Figure record listings
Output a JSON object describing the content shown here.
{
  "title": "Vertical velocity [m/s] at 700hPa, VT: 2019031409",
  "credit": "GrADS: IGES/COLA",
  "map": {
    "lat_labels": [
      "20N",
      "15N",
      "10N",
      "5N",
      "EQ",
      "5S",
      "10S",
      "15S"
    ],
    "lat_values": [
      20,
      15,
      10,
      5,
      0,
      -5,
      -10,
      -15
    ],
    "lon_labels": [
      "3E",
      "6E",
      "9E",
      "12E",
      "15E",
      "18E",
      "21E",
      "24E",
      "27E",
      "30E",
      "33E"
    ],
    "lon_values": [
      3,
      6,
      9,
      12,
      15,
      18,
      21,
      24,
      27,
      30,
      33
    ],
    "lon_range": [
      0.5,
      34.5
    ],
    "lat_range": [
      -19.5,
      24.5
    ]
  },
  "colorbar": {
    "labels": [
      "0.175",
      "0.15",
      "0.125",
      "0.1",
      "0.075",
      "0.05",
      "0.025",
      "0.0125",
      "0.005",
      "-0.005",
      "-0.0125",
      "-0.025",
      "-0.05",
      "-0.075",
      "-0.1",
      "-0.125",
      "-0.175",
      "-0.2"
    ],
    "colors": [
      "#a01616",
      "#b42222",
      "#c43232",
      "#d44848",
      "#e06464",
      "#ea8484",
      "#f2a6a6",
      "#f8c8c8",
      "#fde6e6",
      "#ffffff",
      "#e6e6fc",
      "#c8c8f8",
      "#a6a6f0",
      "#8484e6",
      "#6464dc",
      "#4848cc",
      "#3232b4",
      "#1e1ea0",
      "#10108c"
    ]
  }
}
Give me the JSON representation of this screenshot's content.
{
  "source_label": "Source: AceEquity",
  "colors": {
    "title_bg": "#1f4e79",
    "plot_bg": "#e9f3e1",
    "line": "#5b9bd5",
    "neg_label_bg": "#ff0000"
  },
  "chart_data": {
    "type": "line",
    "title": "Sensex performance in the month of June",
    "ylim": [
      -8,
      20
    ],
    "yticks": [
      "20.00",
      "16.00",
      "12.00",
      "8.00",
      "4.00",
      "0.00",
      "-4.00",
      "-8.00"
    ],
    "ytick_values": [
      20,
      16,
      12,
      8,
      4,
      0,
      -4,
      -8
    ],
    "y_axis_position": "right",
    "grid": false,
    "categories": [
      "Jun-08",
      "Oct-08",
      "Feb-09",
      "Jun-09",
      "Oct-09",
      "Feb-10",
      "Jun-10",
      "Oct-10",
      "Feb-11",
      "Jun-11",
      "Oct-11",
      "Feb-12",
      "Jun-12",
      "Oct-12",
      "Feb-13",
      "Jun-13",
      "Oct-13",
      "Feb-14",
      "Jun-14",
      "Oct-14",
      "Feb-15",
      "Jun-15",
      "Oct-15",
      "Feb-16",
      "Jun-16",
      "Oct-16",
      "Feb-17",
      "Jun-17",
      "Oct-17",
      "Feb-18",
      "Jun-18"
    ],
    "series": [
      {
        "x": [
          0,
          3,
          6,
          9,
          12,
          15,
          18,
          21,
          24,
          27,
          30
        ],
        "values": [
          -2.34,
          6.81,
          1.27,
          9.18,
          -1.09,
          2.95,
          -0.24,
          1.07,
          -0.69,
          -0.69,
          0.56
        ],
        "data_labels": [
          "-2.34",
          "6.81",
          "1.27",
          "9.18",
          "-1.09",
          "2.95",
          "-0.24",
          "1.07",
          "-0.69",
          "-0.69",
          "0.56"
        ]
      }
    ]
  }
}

* [Task details] Return all of the data precisely as it appears.

* [Answer to the exercise]
Output a JSON object describing the content shown here.
{
  "title": "Vertical velocity [m/s] at 700hPa, VT: 2019031409",
  "credit": "GrADS: IGES/COLA",
  "map": {
    "lat_labels": [
      "20N",
      "15N",
      "10N",
      "5N",
      "EQ",
      "5S",
      "10S",
      "15S"
    ],
    "lat_values": [
      20,
      15,
      10,
      5,
      0,
      -5,
      -10,
      -15
    ],
    "lon_labels": [
      "3E",
      "6E",
      "9E",
      "12E",
      "15E",
      "18E",
      "21E",
      "24E",
      "27E",
      "30E",
      "33E"
    ],
    "lon_values": [
      3,
      6,
      9,
      12,
      15,
      18,
      21,
      24,
      27,
      30,
      33
    ],
    "lon_range": [
      0.5,
      34.5
    ],
    "lat_range": [
      -19.5,
      24.5
    ]
  },
  "colorbar": {
    "labels": [
      "0.175",
      "0.15",
      "0.125",
      "0.1",
      "0.075",
      "0.05",
      "0.025",
      "0.0125",
      "0.005",
      "-0.005",
      "-0.0125",
      "-0.025",
      "-0.05",
      "-0.075",
      "-0.1",
      "-0.125",
      "-0.175",
      "-0.2"
    ],
    "colors": [
      "#a01616",
      "#b42222",
      "#c43232",
      "#d44848",
      "#e06464",
      "#ea8484",
      "#f2a6a6",
      "#f8c8c8",
      "#fde6e6",
      "#ffffff",
      "#e6e6fc",
      "#c8c8f8",
      "#a6a6f0",
      "#8484e6",
      "#6464dc",
      "#4848cc",
      "#3232b4",
      "#1e1ea0",
      "#10108c"
    ]
  }
}
Give me the JSON representation of this screenshot's content.
{
  "source_label": "Source: AceEquity",
  "colors": {
    "title_bg": "#1f4e79",
    "plot_bg": "#e9f3e1",
    "line": "#5b9bd5",
    "neg_label_bg": "#ff0000"
  },
  "chart_data": {
    "type": "line",
    "title": "Sensex performance in the month of June",
    "ylim": [
      -8,
      20
    ],
    "yticks": [
      "20.00",
      "16.00",
      "12.00",
      "8.00",
      "4.00",
      "0.00",
      "-4.00",
      "-8.00"
    ],
    "ytick_values": [
      20,
      16,
      12,
      8,
      4,
      0,
      -4,
      -8
    ],
    "y_axis_position": "right",
    "grid": false,
    "categories": [
      "Jun-08",
      "Oct-08",
      "Feb-09",
      "Jun-09",
      "Oct-09",
      "Feb-10",
      "Jun-10",
      "Oct-10",
      "Feb-11",
      "Jun-11",
      "Oct-11",
      "Feb-12",
      "Jun-12",
      "Oct-12",
      "Feb-13",
      "Jun-13",
      "Oct-13",
      "Feb-14",
      "Jun-14",
      "Oct-14",
      "Feb-15",
      "Jun-15",
      "Oct-15",
      "Feb-16",
      "Jun-16",
      "Oct-16",
      "Feb-17",
      "Jun-17",
      "Oct-17",
      "Feb-18",
      "Jun-18"
    ],
    "series": [
      {
        "x": [
          0,
          3,
          6,
          9,
          12,
          15,
          18,
          21,
          24,
          27,
          30
        ],
        "values": [
          -2.34,
          6.81,
          1.27,
          9.18,
          -1.09,
          2.95,
          -0.24,
          1.07,
          -0.69,
          -0.69,
          0.56
        ],
        "data_labels": [
          "-2.34",
          "6.81",
          "1.27",
          "9.18",
          "-1.09",
          "2.95",
          "-0.24",
          "1.07",
          "-0.69",
          "-0.69",
          "0.56"
        ]
      }
    ]
  }
}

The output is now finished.